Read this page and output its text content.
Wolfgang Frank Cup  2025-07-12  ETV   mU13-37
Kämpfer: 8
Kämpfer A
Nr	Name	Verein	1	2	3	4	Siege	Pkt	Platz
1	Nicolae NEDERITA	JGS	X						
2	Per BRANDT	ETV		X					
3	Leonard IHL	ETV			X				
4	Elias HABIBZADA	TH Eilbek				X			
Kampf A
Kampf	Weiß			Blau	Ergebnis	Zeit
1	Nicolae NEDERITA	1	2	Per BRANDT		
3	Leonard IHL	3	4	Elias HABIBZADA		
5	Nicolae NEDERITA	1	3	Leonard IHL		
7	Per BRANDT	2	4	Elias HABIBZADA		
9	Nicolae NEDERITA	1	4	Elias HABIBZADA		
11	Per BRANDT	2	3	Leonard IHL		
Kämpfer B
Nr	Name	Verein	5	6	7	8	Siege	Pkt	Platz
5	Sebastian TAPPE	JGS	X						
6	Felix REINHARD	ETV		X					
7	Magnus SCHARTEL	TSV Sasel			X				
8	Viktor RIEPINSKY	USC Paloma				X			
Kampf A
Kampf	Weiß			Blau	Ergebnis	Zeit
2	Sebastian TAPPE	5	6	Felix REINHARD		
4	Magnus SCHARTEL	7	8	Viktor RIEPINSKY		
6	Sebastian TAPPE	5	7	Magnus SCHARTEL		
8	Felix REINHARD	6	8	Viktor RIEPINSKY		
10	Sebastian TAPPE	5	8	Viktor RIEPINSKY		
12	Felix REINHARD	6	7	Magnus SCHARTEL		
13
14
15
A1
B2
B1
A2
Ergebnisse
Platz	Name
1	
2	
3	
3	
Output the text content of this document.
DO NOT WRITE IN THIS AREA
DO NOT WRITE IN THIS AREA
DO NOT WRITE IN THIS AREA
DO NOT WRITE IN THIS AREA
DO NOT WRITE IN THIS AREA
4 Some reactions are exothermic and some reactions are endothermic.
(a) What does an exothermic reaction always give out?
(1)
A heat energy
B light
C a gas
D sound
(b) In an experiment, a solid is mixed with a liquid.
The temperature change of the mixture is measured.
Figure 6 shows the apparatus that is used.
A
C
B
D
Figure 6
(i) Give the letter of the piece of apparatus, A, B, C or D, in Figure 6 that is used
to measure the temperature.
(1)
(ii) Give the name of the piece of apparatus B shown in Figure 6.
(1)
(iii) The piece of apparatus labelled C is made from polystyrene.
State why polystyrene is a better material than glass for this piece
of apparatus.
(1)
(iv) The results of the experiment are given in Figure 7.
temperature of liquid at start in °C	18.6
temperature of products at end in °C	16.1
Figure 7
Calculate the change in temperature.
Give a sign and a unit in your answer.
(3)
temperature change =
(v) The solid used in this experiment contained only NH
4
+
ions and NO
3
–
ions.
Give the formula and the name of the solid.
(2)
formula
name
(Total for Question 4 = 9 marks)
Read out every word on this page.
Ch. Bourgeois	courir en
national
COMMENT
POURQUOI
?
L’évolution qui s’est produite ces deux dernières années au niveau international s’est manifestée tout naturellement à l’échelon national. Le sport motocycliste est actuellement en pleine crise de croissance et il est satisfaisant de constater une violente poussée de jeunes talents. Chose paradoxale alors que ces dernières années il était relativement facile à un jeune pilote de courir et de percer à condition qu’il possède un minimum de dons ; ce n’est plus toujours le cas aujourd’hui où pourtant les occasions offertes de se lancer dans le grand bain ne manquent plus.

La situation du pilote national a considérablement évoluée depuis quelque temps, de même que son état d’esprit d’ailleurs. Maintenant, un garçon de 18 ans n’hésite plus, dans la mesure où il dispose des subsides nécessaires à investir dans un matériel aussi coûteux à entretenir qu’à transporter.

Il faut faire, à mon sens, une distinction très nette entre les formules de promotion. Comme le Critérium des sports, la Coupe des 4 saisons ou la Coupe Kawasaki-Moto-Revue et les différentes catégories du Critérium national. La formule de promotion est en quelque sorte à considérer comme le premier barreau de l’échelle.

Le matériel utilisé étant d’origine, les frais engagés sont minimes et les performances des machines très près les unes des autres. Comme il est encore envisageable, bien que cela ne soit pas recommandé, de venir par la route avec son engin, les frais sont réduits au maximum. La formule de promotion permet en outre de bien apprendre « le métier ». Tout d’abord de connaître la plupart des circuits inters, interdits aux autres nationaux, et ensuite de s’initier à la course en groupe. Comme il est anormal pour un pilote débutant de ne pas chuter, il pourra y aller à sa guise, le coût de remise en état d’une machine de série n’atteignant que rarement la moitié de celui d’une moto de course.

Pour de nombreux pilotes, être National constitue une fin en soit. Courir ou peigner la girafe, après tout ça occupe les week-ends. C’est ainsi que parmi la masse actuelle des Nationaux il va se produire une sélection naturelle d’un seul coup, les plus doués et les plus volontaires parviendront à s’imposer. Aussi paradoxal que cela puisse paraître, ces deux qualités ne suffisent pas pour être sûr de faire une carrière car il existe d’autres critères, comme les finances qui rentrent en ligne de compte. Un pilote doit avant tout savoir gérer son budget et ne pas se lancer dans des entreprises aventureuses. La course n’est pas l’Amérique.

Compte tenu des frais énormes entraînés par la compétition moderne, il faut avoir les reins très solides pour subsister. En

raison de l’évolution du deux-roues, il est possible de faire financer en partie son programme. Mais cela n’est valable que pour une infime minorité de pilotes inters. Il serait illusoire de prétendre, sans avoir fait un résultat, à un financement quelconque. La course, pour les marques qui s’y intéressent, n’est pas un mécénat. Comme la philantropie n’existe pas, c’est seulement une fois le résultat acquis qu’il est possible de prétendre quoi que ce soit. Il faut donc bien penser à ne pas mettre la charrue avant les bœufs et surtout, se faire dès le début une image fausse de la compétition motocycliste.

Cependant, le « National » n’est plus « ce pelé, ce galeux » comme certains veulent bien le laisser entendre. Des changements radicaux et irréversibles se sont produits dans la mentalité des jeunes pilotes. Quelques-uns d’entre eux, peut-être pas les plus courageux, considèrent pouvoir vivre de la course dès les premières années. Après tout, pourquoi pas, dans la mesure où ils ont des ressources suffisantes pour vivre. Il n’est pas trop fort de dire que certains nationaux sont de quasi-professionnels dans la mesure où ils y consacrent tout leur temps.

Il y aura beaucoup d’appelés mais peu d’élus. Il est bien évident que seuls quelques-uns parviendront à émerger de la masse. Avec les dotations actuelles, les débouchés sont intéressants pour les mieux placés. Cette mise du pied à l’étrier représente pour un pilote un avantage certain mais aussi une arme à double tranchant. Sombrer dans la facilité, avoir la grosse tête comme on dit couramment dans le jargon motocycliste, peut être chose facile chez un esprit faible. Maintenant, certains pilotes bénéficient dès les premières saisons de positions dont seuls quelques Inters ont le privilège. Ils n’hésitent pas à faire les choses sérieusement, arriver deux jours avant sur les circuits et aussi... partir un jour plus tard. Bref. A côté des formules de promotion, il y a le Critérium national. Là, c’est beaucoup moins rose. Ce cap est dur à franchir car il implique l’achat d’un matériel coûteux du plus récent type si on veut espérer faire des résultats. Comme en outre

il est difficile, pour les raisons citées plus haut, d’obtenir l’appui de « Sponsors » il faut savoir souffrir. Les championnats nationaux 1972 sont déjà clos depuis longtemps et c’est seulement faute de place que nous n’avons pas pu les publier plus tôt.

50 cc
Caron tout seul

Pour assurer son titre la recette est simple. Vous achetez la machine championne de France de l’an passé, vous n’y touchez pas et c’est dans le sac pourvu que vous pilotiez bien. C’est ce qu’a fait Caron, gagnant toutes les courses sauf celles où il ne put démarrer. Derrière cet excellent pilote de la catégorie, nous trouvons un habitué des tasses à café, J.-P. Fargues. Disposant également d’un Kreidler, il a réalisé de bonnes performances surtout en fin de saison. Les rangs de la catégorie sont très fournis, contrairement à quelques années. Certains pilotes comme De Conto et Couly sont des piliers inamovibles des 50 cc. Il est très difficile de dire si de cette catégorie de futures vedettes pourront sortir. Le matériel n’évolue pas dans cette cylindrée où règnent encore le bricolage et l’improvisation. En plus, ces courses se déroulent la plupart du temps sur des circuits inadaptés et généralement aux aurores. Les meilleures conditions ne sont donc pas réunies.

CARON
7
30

• DIRECTIONS FOR THIS TASK: Go through the listing above and locate each line that holds the word "NEDERITA". Copy those lines.

• ANSWER TO THE EXERCISE:
1	Nicolae NEDERITA	JGS	X						
1	Nicolae NEDERITA	1	2	Per BRANDT		
5	Nicolae NEDERITA	1	3	Leonard IHL		
9	Nicolae NEDERITA	1	4	Elias HABIBZADA		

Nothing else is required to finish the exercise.